▸ **Prompt**: Check the listing below for lines that hold "Defunciones". How many are there? Please give only the number.

▸ **Raw records**:
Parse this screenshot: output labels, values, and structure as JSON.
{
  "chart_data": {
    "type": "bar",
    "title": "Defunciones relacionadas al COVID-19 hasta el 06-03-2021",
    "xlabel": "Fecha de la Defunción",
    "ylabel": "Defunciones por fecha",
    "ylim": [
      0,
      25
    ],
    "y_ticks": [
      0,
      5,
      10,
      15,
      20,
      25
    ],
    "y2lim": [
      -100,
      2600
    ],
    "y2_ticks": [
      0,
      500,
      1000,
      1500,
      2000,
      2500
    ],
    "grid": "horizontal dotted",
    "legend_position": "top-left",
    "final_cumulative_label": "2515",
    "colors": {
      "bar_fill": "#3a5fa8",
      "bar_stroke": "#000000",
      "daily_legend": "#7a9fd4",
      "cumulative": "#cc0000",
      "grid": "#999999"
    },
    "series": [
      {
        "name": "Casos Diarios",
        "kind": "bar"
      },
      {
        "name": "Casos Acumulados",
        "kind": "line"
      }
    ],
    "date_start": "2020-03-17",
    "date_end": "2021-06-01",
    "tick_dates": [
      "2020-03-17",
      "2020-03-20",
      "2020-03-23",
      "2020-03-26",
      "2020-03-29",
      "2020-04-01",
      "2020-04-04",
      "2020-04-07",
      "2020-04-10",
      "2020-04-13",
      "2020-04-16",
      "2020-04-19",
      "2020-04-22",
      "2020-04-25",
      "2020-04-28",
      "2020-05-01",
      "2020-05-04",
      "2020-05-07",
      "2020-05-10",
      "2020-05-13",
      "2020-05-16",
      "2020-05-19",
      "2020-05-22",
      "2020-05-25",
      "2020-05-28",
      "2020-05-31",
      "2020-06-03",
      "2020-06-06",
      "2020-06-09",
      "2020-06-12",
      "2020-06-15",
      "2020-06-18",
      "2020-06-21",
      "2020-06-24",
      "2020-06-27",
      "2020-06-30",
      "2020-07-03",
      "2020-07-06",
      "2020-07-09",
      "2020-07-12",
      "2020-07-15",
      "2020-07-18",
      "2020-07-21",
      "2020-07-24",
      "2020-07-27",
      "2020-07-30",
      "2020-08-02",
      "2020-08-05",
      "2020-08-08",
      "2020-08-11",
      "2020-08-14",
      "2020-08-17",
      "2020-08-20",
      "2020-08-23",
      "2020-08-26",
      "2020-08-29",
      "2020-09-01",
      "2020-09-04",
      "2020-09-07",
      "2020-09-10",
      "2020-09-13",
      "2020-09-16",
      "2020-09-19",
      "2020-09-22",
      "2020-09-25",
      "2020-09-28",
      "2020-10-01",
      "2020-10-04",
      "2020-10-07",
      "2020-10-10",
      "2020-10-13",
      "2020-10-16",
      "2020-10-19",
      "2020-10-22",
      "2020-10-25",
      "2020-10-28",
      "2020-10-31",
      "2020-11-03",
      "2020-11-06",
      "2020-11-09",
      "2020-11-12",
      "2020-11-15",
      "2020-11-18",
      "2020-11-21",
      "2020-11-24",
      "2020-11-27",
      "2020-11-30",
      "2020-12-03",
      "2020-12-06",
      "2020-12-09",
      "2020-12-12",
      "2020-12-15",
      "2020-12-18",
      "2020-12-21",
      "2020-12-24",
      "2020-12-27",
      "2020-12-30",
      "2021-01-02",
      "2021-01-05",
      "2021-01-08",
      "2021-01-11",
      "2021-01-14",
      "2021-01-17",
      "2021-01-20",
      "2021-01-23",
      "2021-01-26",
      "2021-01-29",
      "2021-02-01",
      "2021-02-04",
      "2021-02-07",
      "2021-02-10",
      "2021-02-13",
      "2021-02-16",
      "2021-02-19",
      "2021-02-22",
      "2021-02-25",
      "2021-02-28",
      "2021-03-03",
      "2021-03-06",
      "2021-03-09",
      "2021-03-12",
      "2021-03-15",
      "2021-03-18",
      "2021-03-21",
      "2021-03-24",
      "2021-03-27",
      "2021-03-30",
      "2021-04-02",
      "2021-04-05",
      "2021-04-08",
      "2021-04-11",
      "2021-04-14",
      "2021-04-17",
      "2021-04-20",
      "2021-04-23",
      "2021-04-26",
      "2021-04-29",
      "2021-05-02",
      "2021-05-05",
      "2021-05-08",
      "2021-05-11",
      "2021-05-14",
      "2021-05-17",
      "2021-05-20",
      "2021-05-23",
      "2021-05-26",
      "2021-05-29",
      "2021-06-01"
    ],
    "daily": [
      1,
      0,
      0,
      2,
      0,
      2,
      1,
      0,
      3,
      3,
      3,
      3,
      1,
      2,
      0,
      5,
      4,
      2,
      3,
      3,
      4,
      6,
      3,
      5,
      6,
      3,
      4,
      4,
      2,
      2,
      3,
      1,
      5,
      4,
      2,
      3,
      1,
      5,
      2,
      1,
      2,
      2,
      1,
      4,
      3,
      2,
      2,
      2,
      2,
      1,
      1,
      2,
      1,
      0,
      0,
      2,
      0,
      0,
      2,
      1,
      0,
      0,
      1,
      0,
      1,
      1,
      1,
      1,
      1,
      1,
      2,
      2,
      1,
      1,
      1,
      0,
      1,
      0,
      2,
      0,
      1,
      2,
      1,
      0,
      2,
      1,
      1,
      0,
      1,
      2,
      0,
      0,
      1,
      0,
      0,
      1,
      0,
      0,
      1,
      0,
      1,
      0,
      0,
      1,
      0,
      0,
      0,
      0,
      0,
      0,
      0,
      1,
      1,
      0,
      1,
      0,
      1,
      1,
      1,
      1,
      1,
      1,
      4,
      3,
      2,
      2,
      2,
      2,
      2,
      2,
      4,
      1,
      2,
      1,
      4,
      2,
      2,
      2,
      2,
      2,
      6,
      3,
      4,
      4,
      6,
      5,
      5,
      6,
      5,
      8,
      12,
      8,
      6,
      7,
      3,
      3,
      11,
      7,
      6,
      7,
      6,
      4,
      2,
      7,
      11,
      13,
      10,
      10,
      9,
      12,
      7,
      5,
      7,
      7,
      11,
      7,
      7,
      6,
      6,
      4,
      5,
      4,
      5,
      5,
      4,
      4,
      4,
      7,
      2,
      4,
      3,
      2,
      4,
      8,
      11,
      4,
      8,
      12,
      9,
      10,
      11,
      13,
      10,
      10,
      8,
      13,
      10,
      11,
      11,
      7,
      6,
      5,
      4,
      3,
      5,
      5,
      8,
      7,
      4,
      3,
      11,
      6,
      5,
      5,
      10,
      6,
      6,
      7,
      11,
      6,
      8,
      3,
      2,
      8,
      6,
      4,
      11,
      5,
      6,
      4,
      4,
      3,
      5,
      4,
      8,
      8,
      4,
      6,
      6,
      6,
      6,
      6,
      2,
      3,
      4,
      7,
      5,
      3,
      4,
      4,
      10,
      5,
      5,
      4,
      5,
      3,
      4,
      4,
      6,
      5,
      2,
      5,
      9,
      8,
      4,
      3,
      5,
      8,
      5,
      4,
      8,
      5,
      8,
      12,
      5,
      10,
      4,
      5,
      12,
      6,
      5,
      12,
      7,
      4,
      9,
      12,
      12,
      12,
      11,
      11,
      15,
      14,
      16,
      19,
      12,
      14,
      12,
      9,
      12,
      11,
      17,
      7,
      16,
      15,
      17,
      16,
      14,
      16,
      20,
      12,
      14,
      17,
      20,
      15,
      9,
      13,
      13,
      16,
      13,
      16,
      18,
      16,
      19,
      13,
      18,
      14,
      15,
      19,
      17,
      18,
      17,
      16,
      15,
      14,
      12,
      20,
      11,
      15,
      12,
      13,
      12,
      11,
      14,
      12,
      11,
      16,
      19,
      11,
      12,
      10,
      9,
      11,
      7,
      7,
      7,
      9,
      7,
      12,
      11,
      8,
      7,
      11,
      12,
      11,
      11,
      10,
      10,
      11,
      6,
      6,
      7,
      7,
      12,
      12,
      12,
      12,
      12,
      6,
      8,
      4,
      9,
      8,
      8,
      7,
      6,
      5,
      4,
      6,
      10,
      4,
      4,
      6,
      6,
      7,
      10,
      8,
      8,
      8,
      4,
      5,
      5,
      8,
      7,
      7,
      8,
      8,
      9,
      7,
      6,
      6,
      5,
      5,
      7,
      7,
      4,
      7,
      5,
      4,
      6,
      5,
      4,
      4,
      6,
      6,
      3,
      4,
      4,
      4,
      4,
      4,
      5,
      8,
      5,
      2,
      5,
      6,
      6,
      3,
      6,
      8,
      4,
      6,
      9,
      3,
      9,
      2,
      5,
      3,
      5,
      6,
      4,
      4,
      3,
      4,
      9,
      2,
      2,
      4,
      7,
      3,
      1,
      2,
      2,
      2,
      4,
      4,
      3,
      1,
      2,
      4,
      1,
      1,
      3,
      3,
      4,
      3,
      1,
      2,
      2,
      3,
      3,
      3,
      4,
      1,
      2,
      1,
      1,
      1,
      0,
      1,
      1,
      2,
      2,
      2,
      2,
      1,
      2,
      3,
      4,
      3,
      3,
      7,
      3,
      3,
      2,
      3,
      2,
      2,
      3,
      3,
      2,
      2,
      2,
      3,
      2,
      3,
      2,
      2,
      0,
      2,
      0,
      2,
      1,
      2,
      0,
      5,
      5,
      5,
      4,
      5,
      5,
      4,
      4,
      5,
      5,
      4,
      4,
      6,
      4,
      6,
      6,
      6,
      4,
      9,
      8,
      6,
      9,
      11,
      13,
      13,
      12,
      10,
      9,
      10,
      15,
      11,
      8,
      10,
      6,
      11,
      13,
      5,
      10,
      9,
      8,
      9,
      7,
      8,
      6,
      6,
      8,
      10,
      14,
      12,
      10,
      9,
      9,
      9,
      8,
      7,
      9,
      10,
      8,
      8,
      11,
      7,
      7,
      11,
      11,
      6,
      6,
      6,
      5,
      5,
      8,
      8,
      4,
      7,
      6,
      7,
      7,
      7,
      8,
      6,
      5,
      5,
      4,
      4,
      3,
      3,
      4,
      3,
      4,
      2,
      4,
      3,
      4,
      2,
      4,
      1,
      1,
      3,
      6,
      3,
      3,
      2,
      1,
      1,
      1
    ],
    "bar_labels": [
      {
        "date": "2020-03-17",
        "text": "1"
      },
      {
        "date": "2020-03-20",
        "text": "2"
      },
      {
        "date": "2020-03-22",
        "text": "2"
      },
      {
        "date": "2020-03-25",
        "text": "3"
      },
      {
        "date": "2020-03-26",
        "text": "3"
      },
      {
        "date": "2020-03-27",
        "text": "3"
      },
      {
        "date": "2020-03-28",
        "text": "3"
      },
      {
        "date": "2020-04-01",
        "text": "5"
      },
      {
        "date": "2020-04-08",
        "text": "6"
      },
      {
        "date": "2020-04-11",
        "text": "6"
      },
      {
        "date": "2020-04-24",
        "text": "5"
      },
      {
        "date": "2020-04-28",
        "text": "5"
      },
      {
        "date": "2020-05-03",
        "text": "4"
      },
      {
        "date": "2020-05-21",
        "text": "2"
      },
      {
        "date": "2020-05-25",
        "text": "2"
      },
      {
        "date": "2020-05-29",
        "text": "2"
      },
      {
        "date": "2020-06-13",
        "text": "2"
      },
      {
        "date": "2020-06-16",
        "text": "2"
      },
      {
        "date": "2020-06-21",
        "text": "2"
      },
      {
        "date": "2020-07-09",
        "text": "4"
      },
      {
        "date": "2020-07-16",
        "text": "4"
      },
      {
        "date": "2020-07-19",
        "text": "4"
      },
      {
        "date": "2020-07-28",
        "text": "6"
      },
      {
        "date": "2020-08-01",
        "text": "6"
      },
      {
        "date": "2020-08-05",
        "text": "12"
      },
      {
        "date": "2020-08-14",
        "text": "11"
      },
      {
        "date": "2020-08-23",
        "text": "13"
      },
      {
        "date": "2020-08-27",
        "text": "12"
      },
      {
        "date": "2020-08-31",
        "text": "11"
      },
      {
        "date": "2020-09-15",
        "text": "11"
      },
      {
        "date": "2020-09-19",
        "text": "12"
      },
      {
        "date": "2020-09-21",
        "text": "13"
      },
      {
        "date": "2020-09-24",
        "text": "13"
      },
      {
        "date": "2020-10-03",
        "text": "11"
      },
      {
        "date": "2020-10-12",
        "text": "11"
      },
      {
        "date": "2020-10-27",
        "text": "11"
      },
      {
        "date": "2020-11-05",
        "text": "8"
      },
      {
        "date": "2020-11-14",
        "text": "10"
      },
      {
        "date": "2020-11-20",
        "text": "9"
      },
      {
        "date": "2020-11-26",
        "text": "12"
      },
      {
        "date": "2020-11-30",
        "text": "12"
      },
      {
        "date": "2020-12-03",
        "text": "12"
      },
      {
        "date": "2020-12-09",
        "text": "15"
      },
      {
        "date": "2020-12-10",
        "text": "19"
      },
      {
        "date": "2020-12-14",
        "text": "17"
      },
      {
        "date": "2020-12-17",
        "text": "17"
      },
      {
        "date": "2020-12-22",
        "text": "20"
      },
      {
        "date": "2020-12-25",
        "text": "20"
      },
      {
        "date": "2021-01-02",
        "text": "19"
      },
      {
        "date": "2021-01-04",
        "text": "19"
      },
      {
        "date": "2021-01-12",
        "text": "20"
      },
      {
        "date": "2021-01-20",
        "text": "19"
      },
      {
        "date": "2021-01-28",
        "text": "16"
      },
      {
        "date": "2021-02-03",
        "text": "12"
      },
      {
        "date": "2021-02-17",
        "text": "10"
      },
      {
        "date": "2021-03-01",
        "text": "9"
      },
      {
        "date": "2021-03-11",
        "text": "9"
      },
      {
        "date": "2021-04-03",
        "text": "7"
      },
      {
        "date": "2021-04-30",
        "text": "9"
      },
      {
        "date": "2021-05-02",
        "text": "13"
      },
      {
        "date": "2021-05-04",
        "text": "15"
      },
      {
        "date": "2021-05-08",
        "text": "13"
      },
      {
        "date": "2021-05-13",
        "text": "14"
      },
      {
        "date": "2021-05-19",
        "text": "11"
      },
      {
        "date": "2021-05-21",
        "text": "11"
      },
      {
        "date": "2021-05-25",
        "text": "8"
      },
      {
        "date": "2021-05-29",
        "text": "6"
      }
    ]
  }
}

▸ **Solution to this problem**: 2